### What you will do:
Reproduce each of the following records verbatim, line for line, without altering any character.

### Material to process:

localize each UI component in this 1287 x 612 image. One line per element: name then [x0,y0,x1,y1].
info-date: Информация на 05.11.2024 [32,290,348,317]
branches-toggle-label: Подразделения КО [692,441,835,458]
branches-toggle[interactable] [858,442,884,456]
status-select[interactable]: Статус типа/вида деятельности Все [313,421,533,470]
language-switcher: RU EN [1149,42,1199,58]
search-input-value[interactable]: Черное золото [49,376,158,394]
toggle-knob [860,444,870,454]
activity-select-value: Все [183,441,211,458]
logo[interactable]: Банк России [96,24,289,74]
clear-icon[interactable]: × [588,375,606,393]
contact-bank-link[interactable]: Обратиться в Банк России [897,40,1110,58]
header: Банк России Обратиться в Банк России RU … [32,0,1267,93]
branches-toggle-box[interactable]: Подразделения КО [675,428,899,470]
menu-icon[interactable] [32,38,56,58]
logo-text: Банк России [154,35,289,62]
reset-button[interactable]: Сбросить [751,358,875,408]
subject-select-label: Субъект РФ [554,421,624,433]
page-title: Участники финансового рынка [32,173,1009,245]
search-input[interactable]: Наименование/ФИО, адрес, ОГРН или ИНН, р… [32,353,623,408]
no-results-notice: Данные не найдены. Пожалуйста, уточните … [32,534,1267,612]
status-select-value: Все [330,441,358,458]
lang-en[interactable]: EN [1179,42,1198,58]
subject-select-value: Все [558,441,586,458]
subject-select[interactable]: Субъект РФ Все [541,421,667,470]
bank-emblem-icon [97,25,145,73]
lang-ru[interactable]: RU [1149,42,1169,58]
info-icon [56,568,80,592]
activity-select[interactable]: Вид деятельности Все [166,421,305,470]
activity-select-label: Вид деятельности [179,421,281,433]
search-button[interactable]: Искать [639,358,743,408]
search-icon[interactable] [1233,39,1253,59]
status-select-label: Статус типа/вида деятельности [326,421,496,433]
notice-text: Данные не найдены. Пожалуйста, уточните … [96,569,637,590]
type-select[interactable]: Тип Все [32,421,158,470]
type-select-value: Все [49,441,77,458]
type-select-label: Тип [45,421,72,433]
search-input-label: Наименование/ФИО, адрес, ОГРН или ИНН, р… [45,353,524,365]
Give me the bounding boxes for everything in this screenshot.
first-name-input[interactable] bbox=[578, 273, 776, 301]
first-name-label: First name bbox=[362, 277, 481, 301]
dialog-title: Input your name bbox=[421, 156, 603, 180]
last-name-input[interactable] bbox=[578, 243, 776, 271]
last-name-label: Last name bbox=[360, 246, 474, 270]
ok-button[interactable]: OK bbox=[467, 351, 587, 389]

### Output:
localize each UI component in this 1287 x 612 image. One line per element: name then [x0,y0,x1,y1].
info-date: Информация на 05.11.2024 [32,290,348,317]
branches-toggle-label: Подразделения КО [692,441,835,458]
branches-toggle[interactable] [858,442,884,456]
status-select[interactable]: Статус типа/вида деятельности Все [313,421,533,470]
language-switcher: RU EN [1149,42,1199,58]
search-input-value[interactable]: Черное золото [49,376,158,394]
toggle-knob [860,444,870,454]
activity-select-value: Все [183,441,211,458]
logo[interactable]: Банк России [96,24,289,74]
clear-icon[interactable]: × [588,375,606,393]
contact-bank-link[interactable]: Обратиться в Банк России [897,40,1110,58]
header: Банк России Обратиться в Банк России RU … [32,0,1267,93]
branches-toggle-box[interactable]: Подразделения КО [675,428,899,470]
menu-icon[interactable] [32,38,56,58]
logo-text: Банк России [154,35,289,62]
reset-button[interactable]: Сбросить [751,358,875,408]
subject-select-label: Субъект РФ [554,421,624,433]
page-title: Участники финансового рынка [32,173,1009,245]
search-input[interactable]: Наименование/ФИО, адрес, ОГРН или ИНН, р… [32,353,623,408]
no-results-notice: Данные не найдены. Пожалуйста, уточните … [32,534,1267,612]
status-select-value: Все [330,441,358,458]
lang-en[interactable]: EN [1179,42,1198,58]
subject-select-value: Все [558,441,586,458]
subject-select[interactable]: Субъект РФ Все [541,421,667,470]
bank-emblem-icon [97,25,145,73]
lang-ru[interactable]: RU [1149,42,1169,58]
info-icon [56,568,80,592]
activity-select[interactable]: Вид деятельности Все [166,421,305,470]
activity-select-label: Вид деятельности [179,421,281,433]
search-button[interactable]: Искать [639,358,743,408]
search-icon[interactable] [1233,39,1253,59]
status-select-label: Статус типа/вида деятельности [326,421,496,433]
notice-text: Данные не найдены. Пожалуйста, уточните … [96,569,637,590]
type-select[interactable]: Тип Все [32,421,158,470]
type-select-value: Все [49,441,77,458]
type-select-label: Тип [45,421,72,433]
search-input-label: Наименование/ФИО, адрес, ОГРН или ИНН, р… [45,353,524,365]
Give me the bounding boxes for everything in this screenshot.
first-name-input[interactable] bbox=[578, 273, 776, 301]
first-name-label: First name bbox=[362, 277, 481, 301]
dialog-title: Input your name bbox=[421, 156, 603, 180]
last-name-input[interactable] bbox=[578, 243, 776, 271]
last-name-label: Last name bbox=[360, 246, 474, 270]
ok-button[interactable]: OK bbox=[467, 351, 587, 389]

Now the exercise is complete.